SHORT TASK
From the listing below, pull out every line where the string "side" appears.

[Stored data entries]
++++++

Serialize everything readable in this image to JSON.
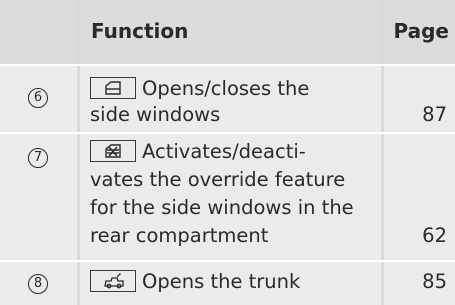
{
  "header": {
    "function_label": "Function",
    "page_label": "Page"
  },
  "rows": [
    {
      "number": "6",
      "icon": "side-window-icon",
      "lines": [
        "Opens/closes the",
        "side windows"
      ],
      "page": "87"
    },
    {
      "number": "7",
      "icon": "override-window-icon",
      "lines": [
        "Activates/deacti-",
        "vates the override feature",
        "for the side windows in the",
        "rear compartment"
      ],
      "page": "62"
    },
    {
      "number": "8",
      "icon": "trunk-icon",
      "lines": [
        "Opens the trunk"
      ],
      "page": "85"
    }
  ]
}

++++++

FULL OUTPUT
      "icon": "side-window-icon",
        "side windows"
        "for the side windows in the",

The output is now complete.